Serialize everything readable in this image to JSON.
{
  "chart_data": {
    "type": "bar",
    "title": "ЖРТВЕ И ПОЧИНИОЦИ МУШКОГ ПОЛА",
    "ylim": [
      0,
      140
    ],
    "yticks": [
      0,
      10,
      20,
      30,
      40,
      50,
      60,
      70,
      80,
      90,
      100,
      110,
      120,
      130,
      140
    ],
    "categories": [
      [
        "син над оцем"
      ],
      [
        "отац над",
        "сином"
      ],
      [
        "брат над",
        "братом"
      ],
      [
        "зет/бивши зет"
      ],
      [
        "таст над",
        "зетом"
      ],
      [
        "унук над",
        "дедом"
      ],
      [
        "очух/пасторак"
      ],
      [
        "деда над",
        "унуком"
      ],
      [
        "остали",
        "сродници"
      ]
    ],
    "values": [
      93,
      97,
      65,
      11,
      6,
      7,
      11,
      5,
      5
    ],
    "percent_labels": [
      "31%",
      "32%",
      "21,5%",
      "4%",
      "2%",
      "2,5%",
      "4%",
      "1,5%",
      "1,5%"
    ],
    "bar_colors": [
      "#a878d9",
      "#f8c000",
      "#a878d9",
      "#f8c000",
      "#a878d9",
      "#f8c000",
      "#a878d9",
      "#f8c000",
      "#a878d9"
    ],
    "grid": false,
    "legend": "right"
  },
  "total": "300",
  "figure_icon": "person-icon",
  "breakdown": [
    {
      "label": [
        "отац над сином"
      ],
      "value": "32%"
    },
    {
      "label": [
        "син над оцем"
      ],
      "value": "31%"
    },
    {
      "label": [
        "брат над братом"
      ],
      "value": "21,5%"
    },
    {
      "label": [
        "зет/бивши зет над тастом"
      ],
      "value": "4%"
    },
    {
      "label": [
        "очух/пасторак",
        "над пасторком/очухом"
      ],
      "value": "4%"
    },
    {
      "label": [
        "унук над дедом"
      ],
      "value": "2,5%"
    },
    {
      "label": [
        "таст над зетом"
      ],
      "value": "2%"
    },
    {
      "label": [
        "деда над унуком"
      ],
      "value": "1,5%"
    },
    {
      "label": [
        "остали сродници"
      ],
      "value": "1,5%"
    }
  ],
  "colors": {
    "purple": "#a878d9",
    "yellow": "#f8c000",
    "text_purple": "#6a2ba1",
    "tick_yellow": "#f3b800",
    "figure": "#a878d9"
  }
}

---

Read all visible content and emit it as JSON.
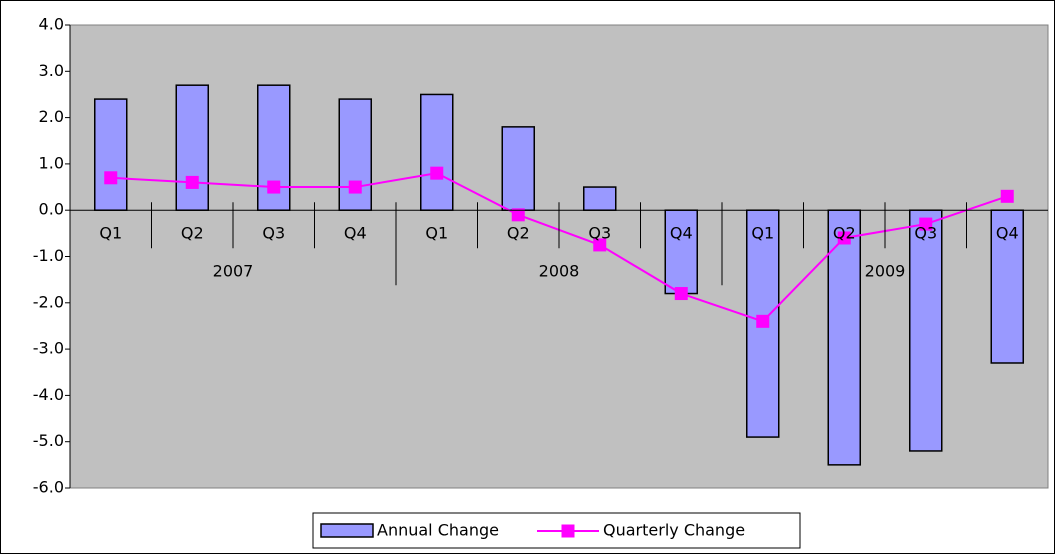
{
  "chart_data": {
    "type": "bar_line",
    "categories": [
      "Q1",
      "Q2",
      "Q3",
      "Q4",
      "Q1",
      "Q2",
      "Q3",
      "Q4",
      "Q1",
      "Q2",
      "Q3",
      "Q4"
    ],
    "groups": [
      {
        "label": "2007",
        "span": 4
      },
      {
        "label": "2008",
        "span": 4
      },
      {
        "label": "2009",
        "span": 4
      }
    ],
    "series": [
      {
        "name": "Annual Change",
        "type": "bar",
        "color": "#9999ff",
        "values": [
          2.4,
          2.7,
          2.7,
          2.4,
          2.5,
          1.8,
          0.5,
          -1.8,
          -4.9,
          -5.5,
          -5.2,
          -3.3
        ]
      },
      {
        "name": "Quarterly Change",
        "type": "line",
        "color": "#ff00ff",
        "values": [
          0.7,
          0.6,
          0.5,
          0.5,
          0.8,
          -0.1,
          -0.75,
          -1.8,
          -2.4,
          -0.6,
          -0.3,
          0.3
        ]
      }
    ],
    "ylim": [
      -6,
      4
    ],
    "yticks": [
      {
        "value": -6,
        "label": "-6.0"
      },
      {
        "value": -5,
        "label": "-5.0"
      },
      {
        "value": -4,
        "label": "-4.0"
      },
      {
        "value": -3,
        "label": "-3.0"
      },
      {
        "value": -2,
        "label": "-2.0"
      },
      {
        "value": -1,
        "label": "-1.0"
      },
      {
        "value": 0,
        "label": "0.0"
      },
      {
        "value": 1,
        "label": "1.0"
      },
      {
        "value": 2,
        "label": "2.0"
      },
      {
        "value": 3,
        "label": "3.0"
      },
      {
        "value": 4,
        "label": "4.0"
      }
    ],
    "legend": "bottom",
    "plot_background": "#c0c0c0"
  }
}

--

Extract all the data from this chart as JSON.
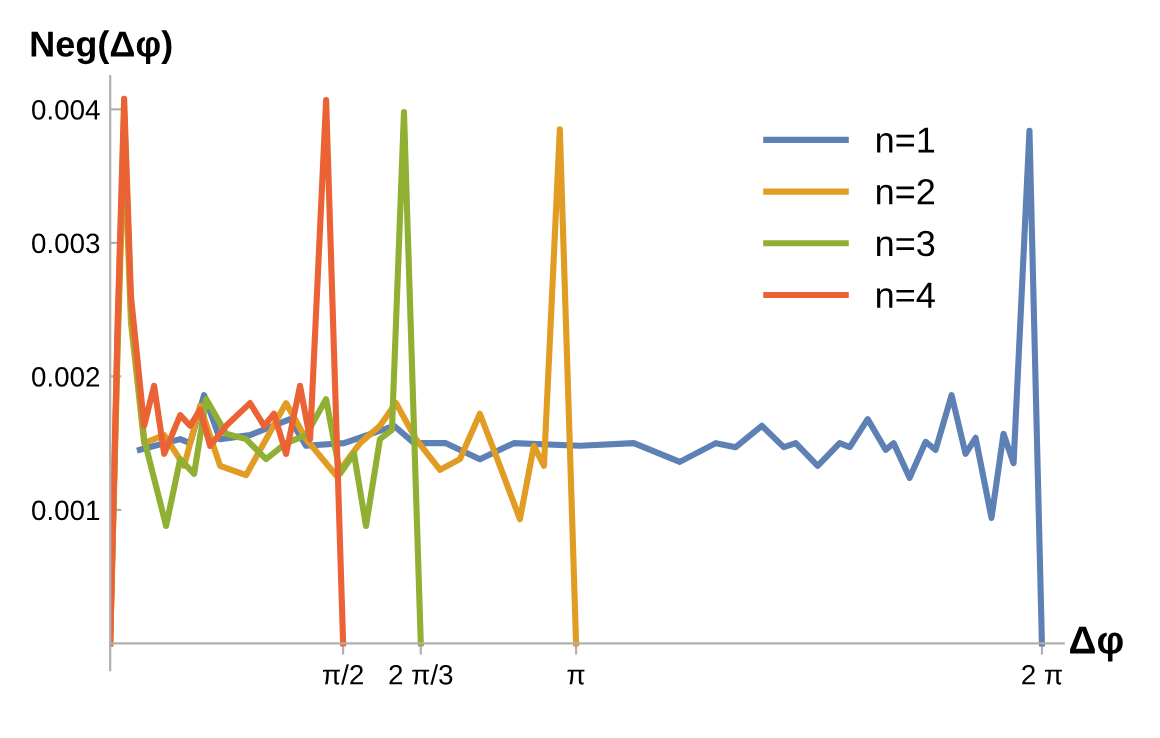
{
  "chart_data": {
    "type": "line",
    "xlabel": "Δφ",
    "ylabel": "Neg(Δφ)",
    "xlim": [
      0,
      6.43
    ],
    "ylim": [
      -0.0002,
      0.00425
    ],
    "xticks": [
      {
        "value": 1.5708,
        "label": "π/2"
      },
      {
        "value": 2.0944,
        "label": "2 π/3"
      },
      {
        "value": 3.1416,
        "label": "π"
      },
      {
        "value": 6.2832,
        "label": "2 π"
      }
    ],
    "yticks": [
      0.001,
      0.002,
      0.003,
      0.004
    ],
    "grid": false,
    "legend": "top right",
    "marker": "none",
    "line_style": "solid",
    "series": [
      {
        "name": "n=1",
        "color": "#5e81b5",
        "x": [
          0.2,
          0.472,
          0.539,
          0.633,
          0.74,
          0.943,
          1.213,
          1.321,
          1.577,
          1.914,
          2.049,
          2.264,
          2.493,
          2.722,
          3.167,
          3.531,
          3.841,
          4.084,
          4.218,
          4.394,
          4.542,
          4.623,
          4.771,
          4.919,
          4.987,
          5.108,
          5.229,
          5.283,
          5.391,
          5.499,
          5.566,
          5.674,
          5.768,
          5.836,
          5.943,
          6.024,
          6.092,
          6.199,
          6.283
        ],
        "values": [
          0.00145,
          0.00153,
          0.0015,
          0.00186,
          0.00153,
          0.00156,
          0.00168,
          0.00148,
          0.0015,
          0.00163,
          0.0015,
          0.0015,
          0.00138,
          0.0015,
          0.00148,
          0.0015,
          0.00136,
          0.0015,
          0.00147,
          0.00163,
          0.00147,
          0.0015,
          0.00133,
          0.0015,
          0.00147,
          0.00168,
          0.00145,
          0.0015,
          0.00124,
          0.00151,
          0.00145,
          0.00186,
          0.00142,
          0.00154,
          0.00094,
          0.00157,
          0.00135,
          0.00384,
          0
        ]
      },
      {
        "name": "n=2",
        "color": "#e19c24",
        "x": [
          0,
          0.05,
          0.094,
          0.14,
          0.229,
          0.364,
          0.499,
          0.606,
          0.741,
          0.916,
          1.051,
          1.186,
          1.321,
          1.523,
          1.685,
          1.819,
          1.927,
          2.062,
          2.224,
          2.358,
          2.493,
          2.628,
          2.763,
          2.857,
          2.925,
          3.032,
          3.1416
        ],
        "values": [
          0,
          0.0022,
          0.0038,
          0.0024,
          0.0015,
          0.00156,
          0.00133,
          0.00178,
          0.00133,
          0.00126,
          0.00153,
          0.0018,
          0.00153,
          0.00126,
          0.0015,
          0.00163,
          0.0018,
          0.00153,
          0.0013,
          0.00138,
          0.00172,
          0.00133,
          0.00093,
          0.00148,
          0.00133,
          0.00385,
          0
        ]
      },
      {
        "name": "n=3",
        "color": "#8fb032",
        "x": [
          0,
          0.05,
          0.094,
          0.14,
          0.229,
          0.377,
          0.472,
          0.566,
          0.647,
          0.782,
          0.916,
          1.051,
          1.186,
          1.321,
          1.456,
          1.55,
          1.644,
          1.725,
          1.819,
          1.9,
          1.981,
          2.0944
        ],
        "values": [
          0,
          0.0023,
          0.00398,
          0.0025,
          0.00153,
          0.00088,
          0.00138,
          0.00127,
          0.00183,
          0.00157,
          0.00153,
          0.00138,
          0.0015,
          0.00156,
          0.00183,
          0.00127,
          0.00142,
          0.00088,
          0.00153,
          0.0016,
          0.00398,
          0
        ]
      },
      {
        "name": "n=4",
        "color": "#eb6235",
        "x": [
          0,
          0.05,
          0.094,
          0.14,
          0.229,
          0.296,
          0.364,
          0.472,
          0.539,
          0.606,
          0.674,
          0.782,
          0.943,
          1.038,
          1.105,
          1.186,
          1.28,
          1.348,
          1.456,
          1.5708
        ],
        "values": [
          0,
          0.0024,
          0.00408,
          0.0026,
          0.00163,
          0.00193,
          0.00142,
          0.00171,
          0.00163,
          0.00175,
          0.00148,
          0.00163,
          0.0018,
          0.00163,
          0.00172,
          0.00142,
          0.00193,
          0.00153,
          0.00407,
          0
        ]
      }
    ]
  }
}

**WORK TO BE COMPLETED:** Extract all lines that hold the word "legend".

**EXERCISE OUTPUT:**
    "legend": "right"
    "legend": "bottom",
    "legend": "top right",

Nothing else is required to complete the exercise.